==== Source material

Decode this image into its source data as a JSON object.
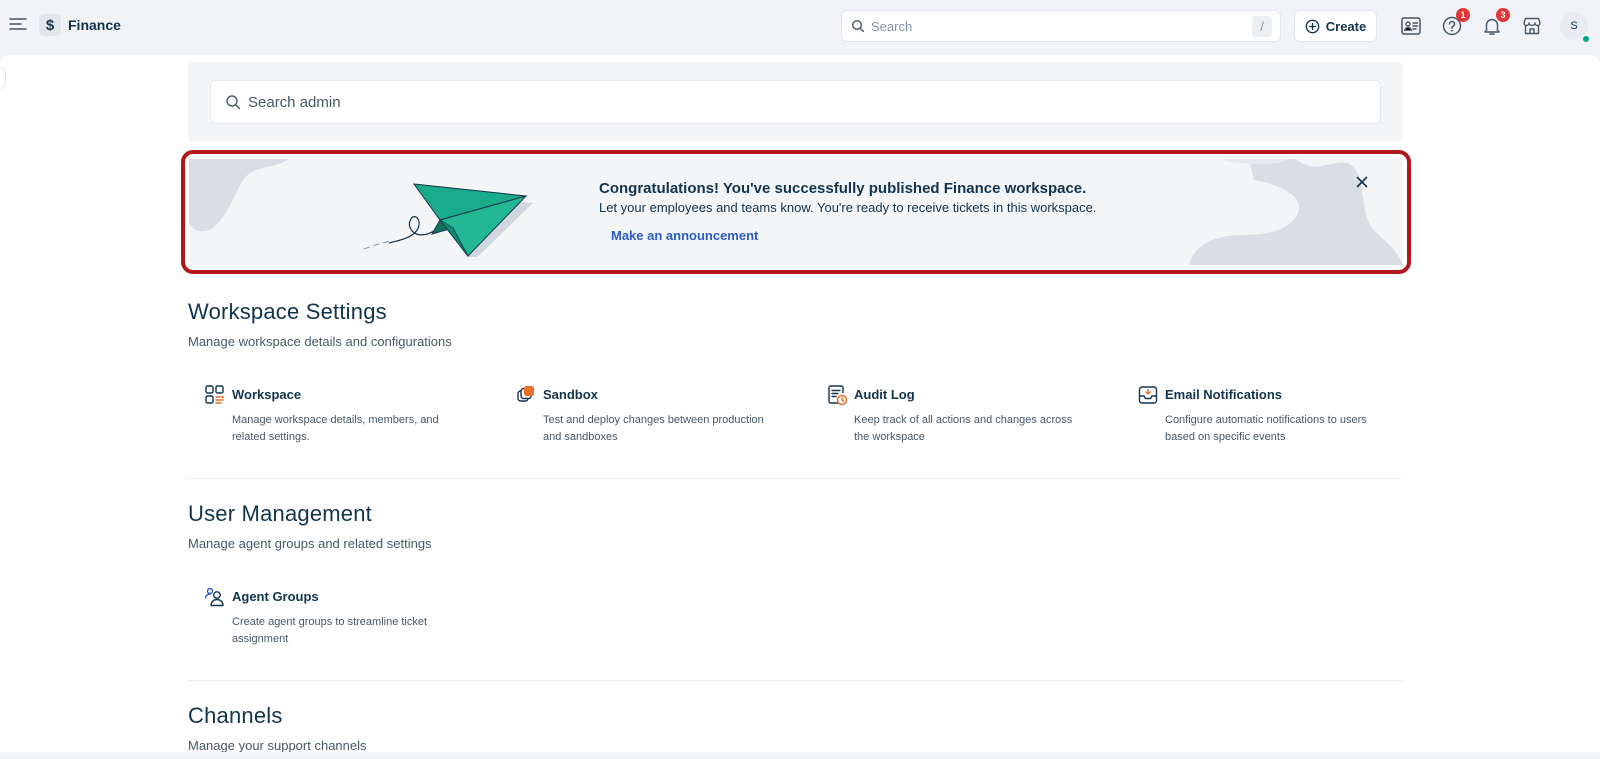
{
  "topbar": {
    "brand_symbol": "$",
    "brand_name": "Finance",
    "search_placeholder": "Search",
    "search_shortcut": "/",
    "create_label": "Create",
    "help_badge": "1",
    "notifications_badge": "3",
    "avatar_initial": "S"
  },
  "admin_search": {
    "placeholder": "Search admin"
  },
  "banner": {
    "title": "Congratulations! You've successfully published Finance workspace.",
    "subtitle": "Let your employees and teams know. You're ready to receive tickets in this workspace.",
    "link_label": "Make an announcement"
  },
  "workspace_settings": {
    "title": "Workspace Settings",
    "description": "Manage workspace details and configurations",
    "cards": [
      {
        "title": "Workspace",
        "description": "Manage workspace details, members, and related settings.",
        "icon": "workspace-grid-icon"
      },
      {
        "title": "Sandbox",
        "description": "Test and deploy changes between production and sandboxes",
        "icon": "sandbox-icon"
      },
      {
        "title": "Audit Log",
        "description": "Keep track of all actions and changes across the workspace",
        "icon": "audit-log-icon"
      },
      {
        "title": "Email Notifications",
        "description": "Configure automatic notifications to users based on specific events",
        "icon": "email-notification-icon"
      }
    ]
  },
  "user_management": {
    "title": "User Management",
    "description": "Manage agent groups and related settings",
    "cards": [
      {
        "title": "Agent Groups",
        "description": "Create agent groups to streamline ticket assignment",
        "icon": "agent-groups-icon"
      }
    ]
  },
  "channels": {
    "title": "Channels",
    "description": "Manage your support channels"
  },
  "colors": {
    "accent": "#2c5cc5",
    "highlight_border": "#b0191c",
    "badge": "#e43538",
    "plane": "#1aab8a",
    "icon_accent": "#e86f25"
  }
}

========

__Exercise objective__
Set down the material above as is, without any pictures.

__Solution for this task__
Decode this image into its source data as a JSON object.
{
  "topbar": {
    "brand_symbol": "$",
    "brand_name": "Finance",
    "search_placeholder": "Search",
    "search_shortcut": "/",
    "create_label": "Create",
    "help_badge": "1",
    "notifications_badge": "3",
    "avatar_initial": "S"
  },
  "admin_search": {
    "placeholder": "Search admin"
  },
  "banner": {
    "title": "Congratulations! You've successfully published Finance workspace.",
    "subtitle": "Let your employees and teams know. You're ready to receive tickets in this workspace.",
    "link_label": "Make an announcement"
  },
  "workspace_settings": {
    "title": "Workspace Settings",
    "description": "Manage workspace details and configurations",
    "cards": [
      {
        "title": "Workspace",
        "description": "Manage workspace details, members, and related settings.",
        "icon": "workspace-grid-icon"
      },
      {
        "title": "Sandbox",
        "description": "Test and deploy changes between production and sandboxes",
        "icon": "sandbox-icon"
      },
      {
        "title": "Audit Log",
        "description": "Keep track of all actions and changes across the workspace",
        "icon": "audit-log-icon"
      },
      {
        "title": "Email Notifications",
        "description": "Configure automatic notifications to users based on specific events",
        "icon": "email-notification-icon"
      }
    ]
  },
  "user_management": {
    "title": "User Management",
    "description": "Manage agent groups and related settings",
    "cards": [
      {
        "title": "Agent Groups",
        "description": "Create agent groups to streamline ticket assignment",
        "icon": "agent-groups-icon"
      }
    ]
  },
  "channels": {
    "title": "Channels",
    "description": "Manage your support channels"
  },
  "colors": {
    "accent": "#2c5cc5",
    "highlight_border": "#b0191c",
    "badge": "#e43538",
    "plane": "#1aab8a",
    "icon_accent": "#e86f25"
  }
}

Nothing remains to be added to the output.